Could you repeat the records below exactly, leaving out any pictures?

◆ ◆ ◆ ◆ ◆

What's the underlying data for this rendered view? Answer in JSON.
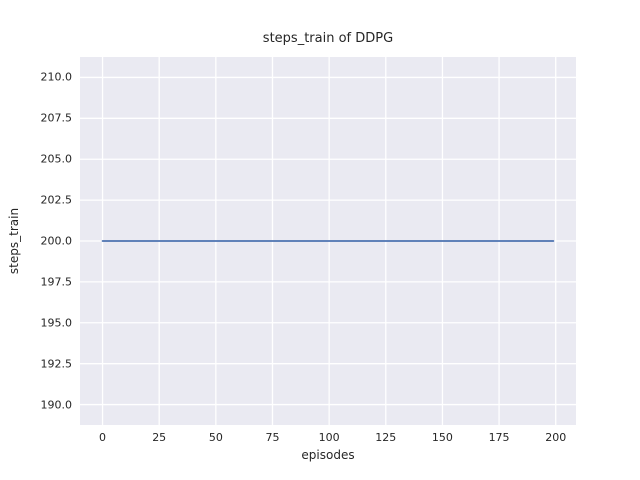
{
  "chart_data": {
    "type": "line",
    "title": "steps_train of DDPG",
    "xlabel": "episodes",
    "ylabel": "steps_train",
    "series": [
      {
        "name": "steps_train",
        "color": "#4c72b0",
        "x": [
          0,
          199
        ],
        "y": [
          200,
          200
        ],
        "note": "constant value 200 for all episodes 0-199"
      }
    ],
    "xticks": [
      0,
      25,
      50,
      75,
      100,
      125,
      150,
      175,
      200
    ],
    "xtick_labels": [
      "0",
      "25",
      "50",
      "75",
      "100",
      "125",
      "150",
      "175",
      "200"
    ],
    "yticks": [
      190.0,
      192.5,
      195.0,
      197.5,
      200.0,
      202.5,
      205.0,
      207.5,
      210.0
    ],
    "ytick_labels": [
      "190.0",
      "192.5",
      "195.0",
      "197.5",
      "200.0",
      "202.5",
      "205.0",
      "207.5",
      "210.0"
    ],
    "xlim": [
      -9.95,
      208.95
    ],
    "ylim": [
      188.75,
      211.25
    ],
    "grid": true,
    "legend": false,
    "plot_bg": "#eaeaf2",
    "grid_color": "#ffffff",
    "line_width": 1.8
  }
}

◆ ◆ ◆ ◆ ◆

**Solution to the problem:**
What's the underlying data for this rendered view? Answer in JSON.
{
  "chart_data": {
    "type": "line",
    "title": "steps_train of DDPG",
    "xlabel": "episodes",
    "ylabel": "steps_train",
    "series": [
      {
        "name": "steps_train",
        "color": "#4c72b0",
        "x": [
          0,
          199
        ],
        "y": [
          200,
          200
        ],
        "note": "constant value 200 for all episodes 0-199"
      }
    ],
    "xticks": [
      0,
      25,
      50,
      75,
      100,
      125,
      150,
      175,
      200
    ],
    "xtick_labels": [
      "0",
      "25",
      "50",
      "75",
      "100",
      "125",
      "150",
      "175",
      "200"
    ],
    "yticks": [
      190.0,
      192.5,
      195.0,
      197.5,
      200.0,
      202.5,
      205.0,
      207.5,
      210.0
    ],
    "ytick_labels": [
      "190.0",
      "192.5",
      "195.0",
      "197.5",
      "200.0",
      "202.5",
      "205.0",
      "207.5",
      "210.0"
    ],
    "xlim": [
      -9.95,
      208.95
    ],
    "ylim": [
      188.75,
      211.25
    ],
    "grid": true,
    "legend": false,
    "plot_bg": "#eaeaf2",
    "grid_color": "#ffffff",
    "line_width": 1.8
  }
}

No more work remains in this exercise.